[Dataset items]

+++

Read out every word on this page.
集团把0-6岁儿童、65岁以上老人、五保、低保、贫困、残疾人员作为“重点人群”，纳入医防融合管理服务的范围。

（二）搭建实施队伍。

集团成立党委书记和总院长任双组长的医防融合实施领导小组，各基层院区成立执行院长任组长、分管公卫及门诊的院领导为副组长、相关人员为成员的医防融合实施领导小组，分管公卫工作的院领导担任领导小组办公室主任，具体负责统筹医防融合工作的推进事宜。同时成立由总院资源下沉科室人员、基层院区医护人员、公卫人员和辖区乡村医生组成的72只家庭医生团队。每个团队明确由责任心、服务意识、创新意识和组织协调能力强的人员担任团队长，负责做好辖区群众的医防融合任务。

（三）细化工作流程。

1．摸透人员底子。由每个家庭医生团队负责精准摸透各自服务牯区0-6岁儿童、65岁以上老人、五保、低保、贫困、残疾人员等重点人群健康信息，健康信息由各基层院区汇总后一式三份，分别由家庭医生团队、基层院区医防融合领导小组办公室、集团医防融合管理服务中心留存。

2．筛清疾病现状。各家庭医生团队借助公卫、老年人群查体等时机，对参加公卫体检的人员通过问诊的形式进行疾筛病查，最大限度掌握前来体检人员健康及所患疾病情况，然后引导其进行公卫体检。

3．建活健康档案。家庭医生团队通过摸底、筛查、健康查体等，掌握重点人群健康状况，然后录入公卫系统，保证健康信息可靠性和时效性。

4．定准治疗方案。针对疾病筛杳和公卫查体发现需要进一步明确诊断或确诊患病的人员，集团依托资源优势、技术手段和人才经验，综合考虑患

+++

Write out the entries in full, exactly as given.

Read out every word on this page.
集团把0-6岁儿童、65岁以上老人、五保、低保、贫困、残疾人员作为“重点人群”，纳入医防融合管理服务的范围。

（二）搭建实施队伍。

集团成立党委书记和总院长任双组长的医防融合实施领导小组，各基层院区成立执行院长任组长、分管公卫及门诊的院领导为副组长、相关人员为成员的医防融合实施领导小组，分管公卫工作的院领导担任领导小组办公室主任，具体负责统筹医防融合工作的推进事宜。同时成立由总院资源下沉科室人员、基层院区医护人员、公卫人员和辖区乡村医生组成的72只家庭医生团队。每个团队明确由责任心、服务意识、创新意识和组织协调能力强的人员担任团队长，负责做好辖区群众的医防融合任务。

（三）细化工作流程。

1．摸透人员底子。由每个家庭医生团队负责精准摸透各自服务牯区0-6岁儿童、65岁以上老人、五保、低保、贫困、残疾人员等重点人群健康信息，健康信息由各基层院区汇总后一式三份，分别由家庭医生团队、基层院区医防融合领导小组办公室、集团医防融合管理服务中心留存。

2．筛清疾病现状。各家庭医生团队借助公卫、老年人群查体等时机，对参加公卫体检的人员通过问诊的形式进行疾筛病查，最大限度掌握前来体检人员健康及所患疾病情况，然后引导其进行公卫体检。

3．建活健康档案。家庭医生团队通过摸底、筛查、健康查体等，掌握重点人群健康状况，然后录入公卫系统，保证健康信息可靠性和时效性。

4．定准治疗方案。针对疾病筛杳和公卫查体发现需要进一步明确诊断或确诊患病的人员，集团依托资源优势、技术手段和人才经验，综合考虑患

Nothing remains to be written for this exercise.